Raw records:

##########

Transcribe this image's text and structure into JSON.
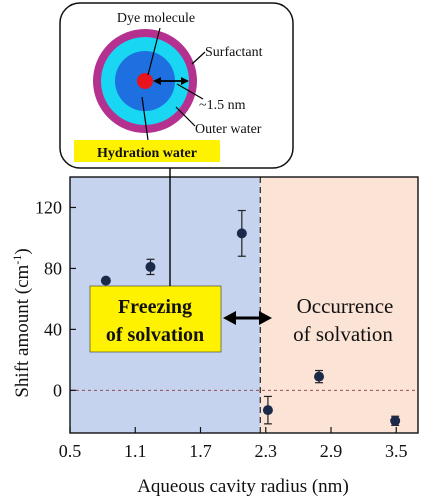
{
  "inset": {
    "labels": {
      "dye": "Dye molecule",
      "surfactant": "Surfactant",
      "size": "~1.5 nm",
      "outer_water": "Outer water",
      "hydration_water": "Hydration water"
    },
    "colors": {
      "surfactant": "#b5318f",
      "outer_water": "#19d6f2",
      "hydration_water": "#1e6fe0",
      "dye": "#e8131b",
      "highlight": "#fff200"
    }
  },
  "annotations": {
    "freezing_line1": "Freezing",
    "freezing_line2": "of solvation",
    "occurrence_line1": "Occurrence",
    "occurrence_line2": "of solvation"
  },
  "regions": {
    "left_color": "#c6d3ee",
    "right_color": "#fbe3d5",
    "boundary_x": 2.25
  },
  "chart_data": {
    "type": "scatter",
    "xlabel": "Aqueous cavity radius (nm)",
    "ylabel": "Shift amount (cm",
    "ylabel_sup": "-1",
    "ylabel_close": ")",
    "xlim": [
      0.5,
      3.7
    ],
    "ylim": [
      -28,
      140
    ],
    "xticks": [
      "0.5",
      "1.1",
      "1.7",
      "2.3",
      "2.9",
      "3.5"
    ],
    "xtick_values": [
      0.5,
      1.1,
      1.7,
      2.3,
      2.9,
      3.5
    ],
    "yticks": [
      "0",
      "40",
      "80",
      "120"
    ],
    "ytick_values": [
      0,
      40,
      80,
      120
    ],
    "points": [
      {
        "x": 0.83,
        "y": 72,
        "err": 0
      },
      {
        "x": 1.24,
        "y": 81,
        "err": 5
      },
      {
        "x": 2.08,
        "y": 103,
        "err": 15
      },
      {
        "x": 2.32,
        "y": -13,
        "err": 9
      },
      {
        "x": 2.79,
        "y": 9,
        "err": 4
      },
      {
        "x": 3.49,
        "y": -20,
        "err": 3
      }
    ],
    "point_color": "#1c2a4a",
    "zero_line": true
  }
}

##########

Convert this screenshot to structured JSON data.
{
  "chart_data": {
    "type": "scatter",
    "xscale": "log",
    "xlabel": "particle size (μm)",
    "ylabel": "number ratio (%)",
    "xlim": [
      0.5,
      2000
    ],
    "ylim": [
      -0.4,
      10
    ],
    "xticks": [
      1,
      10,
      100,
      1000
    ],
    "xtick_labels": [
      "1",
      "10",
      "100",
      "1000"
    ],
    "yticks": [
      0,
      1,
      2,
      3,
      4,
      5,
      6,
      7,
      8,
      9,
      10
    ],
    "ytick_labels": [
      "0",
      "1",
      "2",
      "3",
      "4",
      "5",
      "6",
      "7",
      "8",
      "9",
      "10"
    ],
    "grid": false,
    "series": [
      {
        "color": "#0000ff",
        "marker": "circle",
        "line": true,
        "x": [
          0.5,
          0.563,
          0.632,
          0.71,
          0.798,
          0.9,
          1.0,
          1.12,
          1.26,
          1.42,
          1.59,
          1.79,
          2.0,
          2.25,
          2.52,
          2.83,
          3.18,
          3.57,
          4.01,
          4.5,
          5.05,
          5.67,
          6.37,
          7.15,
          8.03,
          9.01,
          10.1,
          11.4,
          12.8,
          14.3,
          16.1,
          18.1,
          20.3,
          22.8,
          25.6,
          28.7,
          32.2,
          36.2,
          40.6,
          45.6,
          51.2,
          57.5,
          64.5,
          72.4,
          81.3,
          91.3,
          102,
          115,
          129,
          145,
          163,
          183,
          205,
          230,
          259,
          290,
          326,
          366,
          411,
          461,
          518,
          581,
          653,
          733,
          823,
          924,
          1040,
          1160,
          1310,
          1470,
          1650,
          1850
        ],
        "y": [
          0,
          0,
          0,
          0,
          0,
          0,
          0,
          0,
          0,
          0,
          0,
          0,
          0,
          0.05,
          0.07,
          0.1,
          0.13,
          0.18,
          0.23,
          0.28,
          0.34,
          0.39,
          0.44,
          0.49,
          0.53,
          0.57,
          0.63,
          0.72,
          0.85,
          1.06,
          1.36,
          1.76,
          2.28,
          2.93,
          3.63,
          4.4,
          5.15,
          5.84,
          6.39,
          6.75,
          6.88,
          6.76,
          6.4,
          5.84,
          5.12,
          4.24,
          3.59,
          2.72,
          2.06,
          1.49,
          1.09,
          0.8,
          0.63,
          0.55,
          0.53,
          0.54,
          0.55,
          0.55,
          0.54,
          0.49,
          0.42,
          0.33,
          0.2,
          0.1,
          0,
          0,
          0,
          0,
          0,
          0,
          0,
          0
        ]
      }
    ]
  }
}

##########

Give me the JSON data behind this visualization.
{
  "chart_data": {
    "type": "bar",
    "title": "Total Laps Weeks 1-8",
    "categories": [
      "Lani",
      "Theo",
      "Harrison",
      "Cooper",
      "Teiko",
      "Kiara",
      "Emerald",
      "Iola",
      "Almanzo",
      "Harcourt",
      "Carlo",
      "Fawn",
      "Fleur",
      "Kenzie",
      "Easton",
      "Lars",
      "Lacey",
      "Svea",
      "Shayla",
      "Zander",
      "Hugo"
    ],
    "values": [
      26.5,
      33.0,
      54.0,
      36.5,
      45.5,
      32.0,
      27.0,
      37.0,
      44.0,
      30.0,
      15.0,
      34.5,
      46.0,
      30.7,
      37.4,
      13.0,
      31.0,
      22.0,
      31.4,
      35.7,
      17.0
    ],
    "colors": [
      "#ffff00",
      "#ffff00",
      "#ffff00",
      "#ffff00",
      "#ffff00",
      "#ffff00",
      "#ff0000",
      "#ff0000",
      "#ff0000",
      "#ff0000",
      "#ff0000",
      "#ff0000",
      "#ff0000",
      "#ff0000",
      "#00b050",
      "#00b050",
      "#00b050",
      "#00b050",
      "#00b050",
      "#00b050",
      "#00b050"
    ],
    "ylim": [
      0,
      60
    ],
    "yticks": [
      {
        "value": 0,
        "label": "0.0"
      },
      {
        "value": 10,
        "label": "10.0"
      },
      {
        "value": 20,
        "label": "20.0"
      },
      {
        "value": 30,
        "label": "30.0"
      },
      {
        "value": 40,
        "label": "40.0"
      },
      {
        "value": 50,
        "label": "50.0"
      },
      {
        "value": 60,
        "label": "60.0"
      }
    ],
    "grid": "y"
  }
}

##########

— EXERCISE —
Display every line of the listing that contains the string "surfactant".

— SOLUTION TO THE PROBLEM —
      "surfactant": "Surfactant",
      "surfactant": "#b5318f",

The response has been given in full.